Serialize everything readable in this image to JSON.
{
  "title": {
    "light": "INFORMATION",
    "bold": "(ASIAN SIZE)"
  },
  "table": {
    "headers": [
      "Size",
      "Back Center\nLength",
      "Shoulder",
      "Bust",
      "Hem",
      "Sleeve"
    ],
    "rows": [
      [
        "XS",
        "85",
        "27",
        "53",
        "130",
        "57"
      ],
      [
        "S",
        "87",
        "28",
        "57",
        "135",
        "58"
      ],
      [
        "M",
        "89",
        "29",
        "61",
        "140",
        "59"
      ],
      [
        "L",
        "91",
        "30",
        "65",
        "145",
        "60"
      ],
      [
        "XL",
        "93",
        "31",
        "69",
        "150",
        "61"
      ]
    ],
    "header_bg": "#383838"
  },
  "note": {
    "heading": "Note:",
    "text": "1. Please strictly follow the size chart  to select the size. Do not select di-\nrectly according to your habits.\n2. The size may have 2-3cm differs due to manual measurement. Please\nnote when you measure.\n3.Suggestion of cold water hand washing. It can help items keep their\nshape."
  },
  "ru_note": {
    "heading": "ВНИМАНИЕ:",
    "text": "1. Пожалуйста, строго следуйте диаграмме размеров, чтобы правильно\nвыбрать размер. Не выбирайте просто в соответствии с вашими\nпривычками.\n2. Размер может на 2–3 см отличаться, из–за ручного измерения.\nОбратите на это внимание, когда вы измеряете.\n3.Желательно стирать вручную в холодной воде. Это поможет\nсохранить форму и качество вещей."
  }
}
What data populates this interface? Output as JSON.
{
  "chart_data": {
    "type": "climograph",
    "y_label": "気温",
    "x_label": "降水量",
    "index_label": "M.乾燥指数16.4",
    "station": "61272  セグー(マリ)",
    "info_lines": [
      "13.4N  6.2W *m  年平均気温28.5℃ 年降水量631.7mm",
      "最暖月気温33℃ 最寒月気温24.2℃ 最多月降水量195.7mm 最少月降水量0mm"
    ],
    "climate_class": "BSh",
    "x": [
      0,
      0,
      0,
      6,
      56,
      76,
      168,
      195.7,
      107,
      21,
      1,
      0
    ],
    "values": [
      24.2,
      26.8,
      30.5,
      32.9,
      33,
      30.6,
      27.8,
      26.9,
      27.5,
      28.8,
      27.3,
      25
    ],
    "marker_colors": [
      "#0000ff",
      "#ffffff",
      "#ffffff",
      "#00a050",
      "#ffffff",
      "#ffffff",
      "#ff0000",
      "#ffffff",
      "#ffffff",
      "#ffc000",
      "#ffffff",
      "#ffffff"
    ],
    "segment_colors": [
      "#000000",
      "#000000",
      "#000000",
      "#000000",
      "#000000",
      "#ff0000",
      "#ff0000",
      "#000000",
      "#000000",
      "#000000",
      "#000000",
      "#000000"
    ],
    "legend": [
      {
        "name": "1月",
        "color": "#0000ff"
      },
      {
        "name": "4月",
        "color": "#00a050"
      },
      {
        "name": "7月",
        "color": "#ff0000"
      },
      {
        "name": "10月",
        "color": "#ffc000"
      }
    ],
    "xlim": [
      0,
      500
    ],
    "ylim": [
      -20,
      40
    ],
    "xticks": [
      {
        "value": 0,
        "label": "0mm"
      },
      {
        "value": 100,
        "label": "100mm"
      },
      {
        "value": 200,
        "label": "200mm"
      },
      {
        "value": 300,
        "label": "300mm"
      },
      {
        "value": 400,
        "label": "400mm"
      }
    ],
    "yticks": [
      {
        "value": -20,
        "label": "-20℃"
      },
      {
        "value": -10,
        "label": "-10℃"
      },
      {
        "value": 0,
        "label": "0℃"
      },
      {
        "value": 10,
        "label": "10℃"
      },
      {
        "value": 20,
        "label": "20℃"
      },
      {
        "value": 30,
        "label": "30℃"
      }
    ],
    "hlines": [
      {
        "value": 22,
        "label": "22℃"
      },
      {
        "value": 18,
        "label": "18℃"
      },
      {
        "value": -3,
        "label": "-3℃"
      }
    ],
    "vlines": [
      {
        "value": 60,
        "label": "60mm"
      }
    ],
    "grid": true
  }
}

EXERCISE PROMPT :: Report only how many lines in the records contain the word "text".

EXERCISE RESPONSE :: 2